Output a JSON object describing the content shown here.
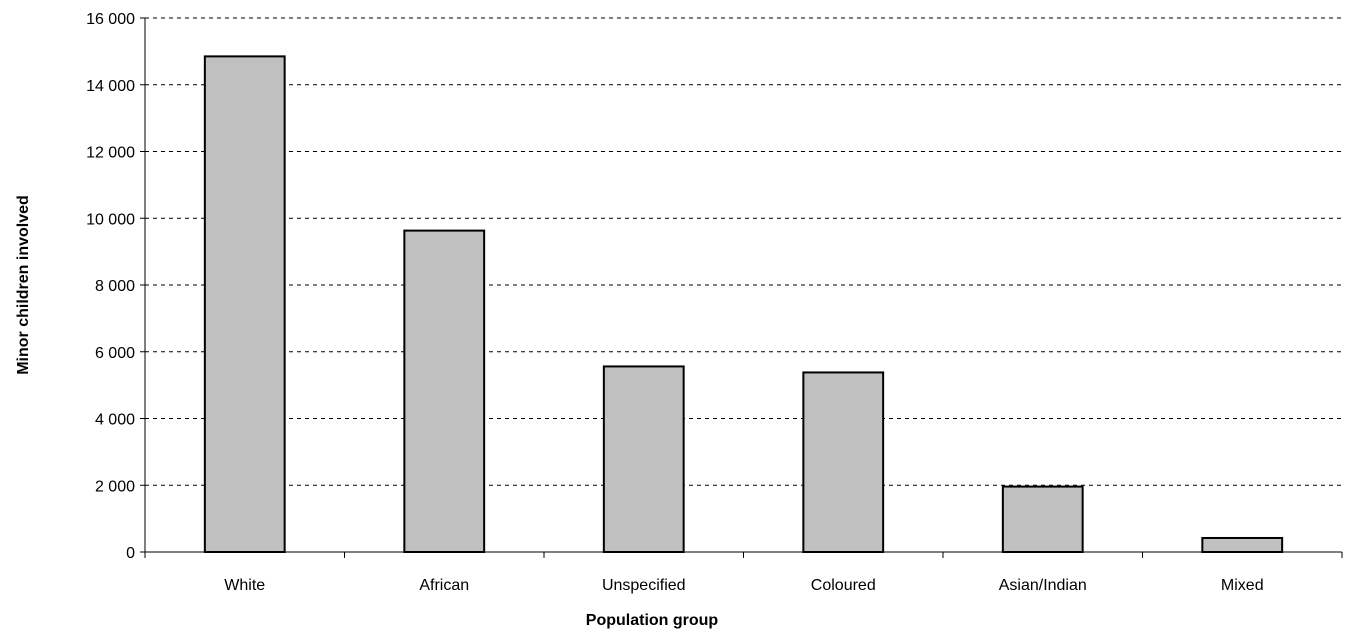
{
  "chart_data": {
    "type": "bar",
    "title": "",
    "xlabel": "Population group",
    "ylabel": "Minor children involved",
    "categories": [
      "White",
      "African",
      "Unspecified",
      "Coloured",
      "Asian/Indian",
      "Mixed"
    ],
    "values": [
      14850,
      9630,
      5560,
      5380,
      1960,
      420
    ],
    "ylim": [
      0,
      16000
    ],
    "yticks": [
      0,
      2000,
      4000,
      6000,
      8000,
      10000,
      12000,
      14000,
      16000
    ],
    "ytick_labels": [
      "0",
      "2 000",
      "4 000",
      "6 000",
      "8 000",
      "10 000",
      "12 000",
      "14 000",
      "16 000"
    ],
    "grid": true,
    "legend": "none",
    "colors": {
      "bar_fill": "#c0c0c0",
      "bar_stroke": "#000000",
      "grid": "#000000"
    }
  }
}
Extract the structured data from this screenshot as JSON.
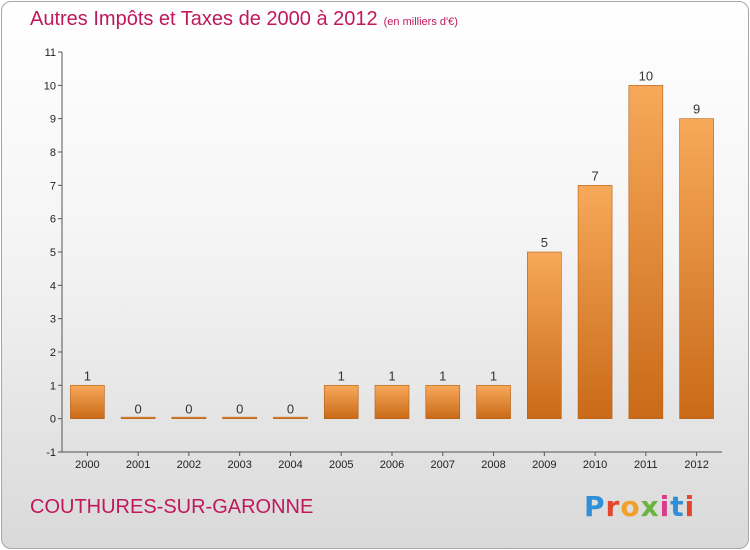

☆ ☆ ☆

• Given exercise:
Go through the entries above and pull out each line with "JSON" in it.

• Finished task:
Output a JSON object describing the content shown here.
Extract the structured data from this screenshot as JSON.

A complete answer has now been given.